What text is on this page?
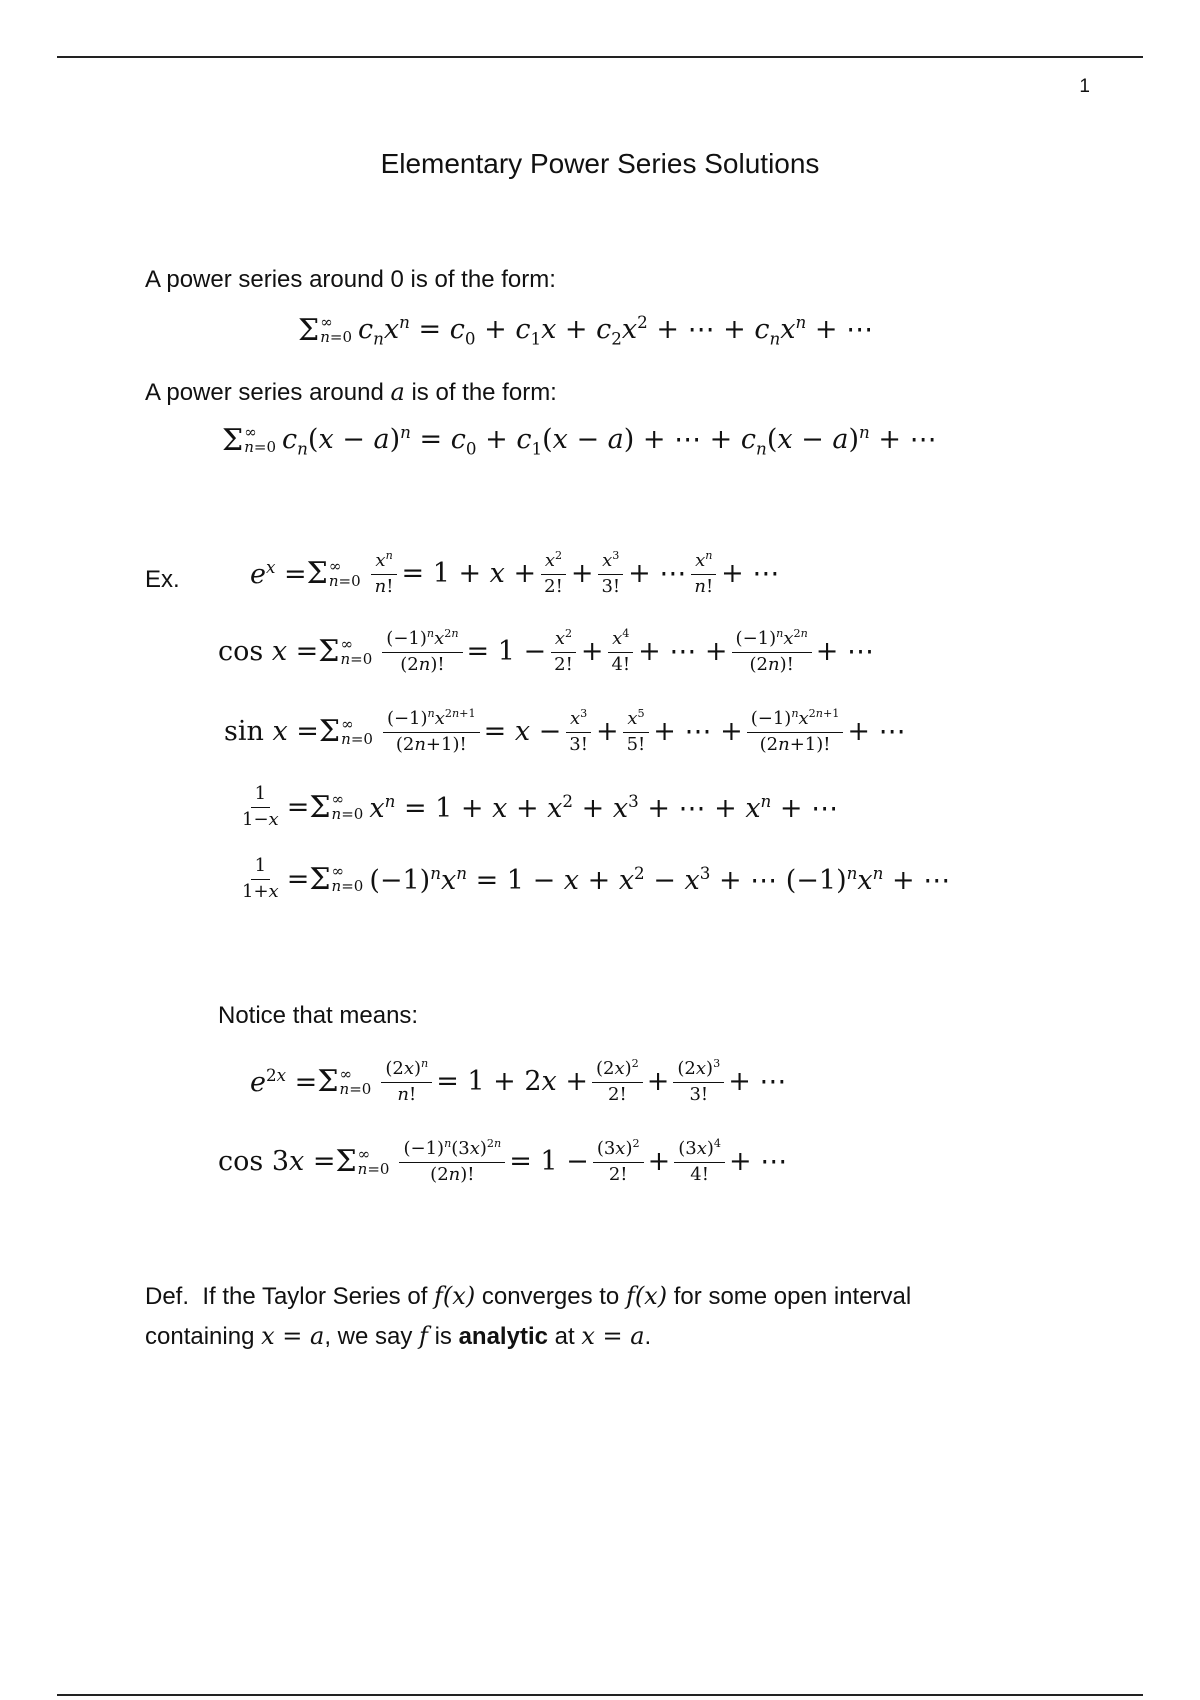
1
Elementary Power Series Solutions
A power series around 0 is of the form:
Σ ∞
n=0 $c_nx^n = c_0 + c_1x + c_2x^2$ + ⋯ + $c_nx^n$ + ⋯
A power series around a is of the form:
Σ ∞
n=0 $c_n(x - a)^n = c_0 + c_1(x - a)$ + ⋯ + $c_n(x - a)^n$ + ⋯
Ex.	$e^x = \Sigma$ ∞
$n=0 \frac{x^n}{n!} = 1 + x + \frac{x^2}{2!} + \frac{x^3}{3!}$ + ⋯ $\frac{x^n}{n!}$ + ⋯
cos x = Σ ∞
$n=0 \frac{(-1)^nx^{2n}}{(2n)!} = 1 - \frac{x^2}{2!} + \frac{x^4}{4!}$ + ⋯ + $\frac{(-1)^nx^{2n}}{(2n)!}$ + ⋯
sin x = Σ ∞
$n=0 \frac{(-1)^nx^{2n+1}}{(2n+1)!} = x - \frac{x^3}{3!} + \frac{x^5}{5!}$ + ⋯ + $\frac{(-1)^nx^{2n+1}}{(2n+1)!}$ + ⋯
$\frac{1}{1-x} = \Sigma$ ∞
n=0 $x^n = 1 + x + x^2 + x^3$ + ⋯ + $x^n$ + ⋯
$\frac{1}{1+x} = \Sigma$ ∞
n=0 $(-1)^nx^n = 1 - x + x^2 - x^3$ + ⋯ $(-1)^nx^n$ + ⋯
Notice that means:
$e^{2x} = \Sigma$ ∞
$n=0 \frac{(2x)^n}{n!} = 1 + 2x + \frac{(2x)^2}{2!} + \frac{(2x)^3}{3!}$ + ⋯
cos 3x = Σ ∞
$n=0 \frac{(-1)^n(3x)^{2n}}{(2n)!} = 1 - \frac{(3x)^2}{2!} + \frac{(3x)^4}{4!}$ + ⋯
Def. If the Taylor Series of f(x) converges to f(x) for some open interval
containing x = a, we say f is analytic at x = a.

::::::

> Challenge: Look through the entries and return every line where "frac" appears.

> Result of the exercise:
$n=0 \frac{x^n}{n!} = 1 + x + \frac{x^2}{2!} + \frac{x^3}{3!}$ + ⋯ $\frac{x^n}{n!}$ + ⋯
$n=0 \frac{(-1)^nx^{2n}}{(2n)!} = 1 - \frac{x^2}{2!} + \frac{x^4}{4!}$ + ⋯ + $\frac{(-1)^nx^{2n}}{(2n)!}$ + ⋯
$n=0 \frac{(-1)^nx^{2n+1}}{(2n+1)!} = x - \frac{x^3}{3!} + \frac{x^5}{5!}$ + ⋯ + $\frac{(-1)^nx^{2n+1}}{(2n+1)!}$ + ⋯
$\frac{1}{1-x} = \Sigma$ ∞
$\frac{1}{1+x} = \Sigma$ ∞
$n=0 \frac{(2x)^n}{n!} = 1 + 2x + \frac{(2x)^2}{2!} + \frac{(2x)^3}{3!}$ + ⋯
$n=0 \frac{(-1)^n(3x)^{2n}}{(2n)!} = 1 - \frac{(3x)^2}{2!} + \frac{(3x)^4}{4!}$ + ⋯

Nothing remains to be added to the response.